Records contained in a dataset:
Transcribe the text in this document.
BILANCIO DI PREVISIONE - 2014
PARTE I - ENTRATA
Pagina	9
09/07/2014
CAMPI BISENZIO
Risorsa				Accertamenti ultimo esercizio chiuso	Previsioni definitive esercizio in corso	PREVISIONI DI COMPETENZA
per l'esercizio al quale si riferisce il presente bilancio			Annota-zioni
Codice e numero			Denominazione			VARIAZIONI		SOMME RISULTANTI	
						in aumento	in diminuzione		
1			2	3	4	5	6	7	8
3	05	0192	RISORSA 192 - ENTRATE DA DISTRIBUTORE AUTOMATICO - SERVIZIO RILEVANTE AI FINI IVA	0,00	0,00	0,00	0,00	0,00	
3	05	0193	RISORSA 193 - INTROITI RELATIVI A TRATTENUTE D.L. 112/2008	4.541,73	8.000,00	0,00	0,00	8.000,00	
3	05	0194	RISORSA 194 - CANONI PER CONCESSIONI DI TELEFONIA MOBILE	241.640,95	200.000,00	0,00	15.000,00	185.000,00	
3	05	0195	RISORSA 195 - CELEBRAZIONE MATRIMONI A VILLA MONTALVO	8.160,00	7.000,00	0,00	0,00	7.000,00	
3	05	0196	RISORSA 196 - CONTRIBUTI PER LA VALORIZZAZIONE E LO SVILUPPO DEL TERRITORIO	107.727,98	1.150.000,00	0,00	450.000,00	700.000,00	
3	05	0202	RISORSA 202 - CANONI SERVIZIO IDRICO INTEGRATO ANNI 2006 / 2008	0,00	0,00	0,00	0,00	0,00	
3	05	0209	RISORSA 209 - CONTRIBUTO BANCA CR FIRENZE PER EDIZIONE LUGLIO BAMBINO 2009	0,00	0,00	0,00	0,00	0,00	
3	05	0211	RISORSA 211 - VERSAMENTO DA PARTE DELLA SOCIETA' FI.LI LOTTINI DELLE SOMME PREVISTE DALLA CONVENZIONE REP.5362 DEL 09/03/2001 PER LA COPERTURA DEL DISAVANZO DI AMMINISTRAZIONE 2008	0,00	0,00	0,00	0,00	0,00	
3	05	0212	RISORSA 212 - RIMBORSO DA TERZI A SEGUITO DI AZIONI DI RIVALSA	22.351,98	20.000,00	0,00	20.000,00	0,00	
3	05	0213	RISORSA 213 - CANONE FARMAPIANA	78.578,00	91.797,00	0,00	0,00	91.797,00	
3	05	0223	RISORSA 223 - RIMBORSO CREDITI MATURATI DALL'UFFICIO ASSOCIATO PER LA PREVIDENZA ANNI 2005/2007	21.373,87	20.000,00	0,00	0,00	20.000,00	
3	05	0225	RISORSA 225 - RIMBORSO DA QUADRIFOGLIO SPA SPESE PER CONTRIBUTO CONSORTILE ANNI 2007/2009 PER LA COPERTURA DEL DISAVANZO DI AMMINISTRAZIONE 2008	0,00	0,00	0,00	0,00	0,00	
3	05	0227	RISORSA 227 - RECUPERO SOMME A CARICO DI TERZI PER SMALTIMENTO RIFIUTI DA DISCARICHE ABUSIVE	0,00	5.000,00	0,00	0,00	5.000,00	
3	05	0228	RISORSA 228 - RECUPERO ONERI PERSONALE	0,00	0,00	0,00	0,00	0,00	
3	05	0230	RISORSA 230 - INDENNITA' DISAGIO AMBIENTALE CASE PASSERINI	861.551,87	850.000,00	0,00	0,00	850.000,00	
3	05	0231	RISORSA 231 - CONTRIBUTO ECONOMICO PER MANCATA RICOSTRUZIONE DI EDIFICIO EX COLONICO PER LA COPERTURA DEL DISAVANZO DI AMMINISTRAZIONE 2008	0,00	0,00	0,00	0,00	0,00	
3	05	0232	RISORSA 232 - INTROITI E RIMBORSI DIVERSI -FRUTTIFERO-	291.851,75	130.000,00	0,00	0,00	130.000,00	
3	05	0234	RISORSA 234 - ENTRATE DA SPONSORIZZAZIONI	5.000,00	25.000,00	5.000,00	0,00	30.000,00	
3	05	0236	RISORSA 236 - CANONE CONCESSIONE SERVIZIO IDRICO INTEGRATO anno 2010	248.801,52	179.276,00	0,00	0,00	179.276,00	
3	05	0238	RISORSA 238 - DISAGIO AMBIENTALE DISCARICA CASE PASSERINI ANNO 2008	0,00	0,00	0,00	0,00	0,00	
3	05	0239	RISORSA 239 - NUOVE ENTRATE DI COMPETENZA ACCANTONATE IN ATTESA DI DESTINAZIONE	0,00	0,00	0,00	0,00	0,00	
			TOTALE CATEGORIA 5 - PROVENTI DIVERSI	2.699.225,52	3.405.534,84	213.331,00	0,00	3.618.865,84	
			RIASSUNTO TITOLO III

What is needed:
Repeat the whole listing exactly, keeping every line intact.

Response to this task:
Transcribe the text in this document.
BILANCIO DI PREVISIONE - 2014
PARTE I - ENTRATA
Pagina	9
09/07/2014
CAMPI BISENZIO
Risorsa				Accertamenti ultimo esercizio chiuso	Previsioni definitive esercizio in corso	PREVISIONI DI COMPETENZA
per l'esercizio al quale si riferisce il presente bilancio			Annota-zioni
Codice e numero			Denominazione			VARIAZIONI		SOMME RISULTANTI	
						in aumento	in diminuzione		
1			2	3	4	5	6	7	8
3	05	0192	RISORSA 192 - ENTRATE DA DISTRIBUTORE AUTOMATICO - SERVIZIO RILEVANTE AI FINI IVA	0,00	0,00	0,00	0,00	0,00	
3	05	0193	RISORSA 193 - INTROITI RELATIVI A TRATTENUTE D.L. 112/2008	4.541,73	8.000,00	0,00	0,00	8.000,00	
3	05	0194	RISORSA 194 - CANONI PER CONCESSIONI DI TELEFONIA MOBILE	241.640,95	200.000,00	0,00	15.000,00	185.000,00	
3	05	0195	RISORSA 195 - CELEBRAZIONE MATRIMONI A VILLA MONTALVO	8.160,00	7.000,00	0,00	0,00	7.000,00	
3	05	0196	RISORSA 196 - CONTRIBUTI PER LA VALORIZZAZIONE E LO SVILUPPO DEL TERRITORIO	107.727,98	1.150.000,00	0,00	450.000,00	700.000,00	
3	05	0202	RISORSA 202 - CANONI SERVIZIO IDRICO INTEGRATO ANNI 2006 / 2008	0,00	0,00	0,00	0,00	0,00	
3	05	0209	RISORSA 209 - CONTRIBUTO BANCA CR FIRENZE PER EDIZIONE LUGLIO BAMBINO 2009	0,00	0,00	0,00	0,00	0,00	
3	05	0211	RISORSA 211 - VERSAMENTO DA PARTE DELLA SOCIETA' FI.LI LOTTINI DELLE SOMME PREVISTE DALLA CONVENZIONE REP.5362 DEL 09/03/2001 PER LA COPERTURA DEL DISAVANZO DI AMMINISTRAZIONE 2008	0,00	0,00	0,00	0,00	0,00	
3	05	0212	RISORSA 212 - RIMBORSO DA TERZI A SEGUITO DI AZIONI DI RIVALSA	22.351,98	20.000,00	0,00	20.000,00	0,00	
3	05	0213	RISORSA 213 - CANONE FARMAPIANA	78.578,00	91.797,00	0,00	0,00	91.797,00	
3	05	0223	RISORSA 223 - RIMBORSO CREDITI MATURATI DALL'UFFICIO ASSOCIATO PER LA PREVIDENZA ANNI 2005/2007	21.373,87	20.000,00	0,00	0,00	20.000,00	
3	05	0225	RISORSA 225 - RIMBORSO DA QUADRIFOGLIO SPA SPESE PER CONTRIBUTO CONSORTILE ANNI 2007/2009 PER LA COPERTURA DEL DISAVANZO DI AMMINISTRAZIONE 2008	0,00	0,00	0,00	0,00	0,00	
3	05	0227	RISORSA 227 - RECUPERO SOMME A CARICO DI TERZI PER SMALTIMENTO RIFIUTI DA DISCARICHE ABUSIVE	0,00	5.000,00	0,00	0,00	5.000,00	
3	05	0228	RISORSA 228 - RECUPERO ONERI PERSONALE	0,00	0,00	0,00	0,00	0,00	
3	05	0230	RISORSA 230 - INDENNITA' DISAGIO AMBIENTALE CASE PASSERINI	861.551,87	850.000,00	0,00	0,00	850.000,00	
3	05	0231	RISORSA 231 - CONTRIBUTO ECONOMICO PER MANCATA RICOSTRUZIONE DI EDIFICIO EX COLONICO PER LA COPERTURA DEL DISAVANZO DI AMMINISTRAZIONE 2008	0,00	0,00	0,00	0,00	0,00	
3	05	0232	RISORSA 232 - INTROITI E RIMBORSI DIVERSI -FRUTTIFERO-	291.851,75	130.000,00	0,00	0,00	130.000,00	
3	05	0234	RISORSA 234 - ENTRATE DA SPONSORIZZAZIONI	5.000,00	25.000,00	5.000,00	0,00	30.000,00	
3	05	0236	RISORSA 236 - CANONE CONCESSIONE SERVIZIO IDRICO INTEGRATO anno 2010	248.801,52	179.276,00	0,00	0,00	179.276,00	
3	05	0238	RISORSA 238 - DISAGIO AMBIENTALE DISCARICA CASE PASSERINI ANNO 2008	0,00	0,00	0,00	0,00	0,00	
3	05	0239	RISORSA 239 - NUOVE ENTRATE DI COMPETENZA ACCANTONATE IN ATTESA DI DESTINAZIONE	0,00	0,00	0,00	0,00	0,00	
			TOTALE CATEGORIA 5 - PROVENTI DIVERSI	2.699.225,52	3.405.534,84	213.331,00	0,00	3.618.865,84	
			RIASSUNTO TITOLO III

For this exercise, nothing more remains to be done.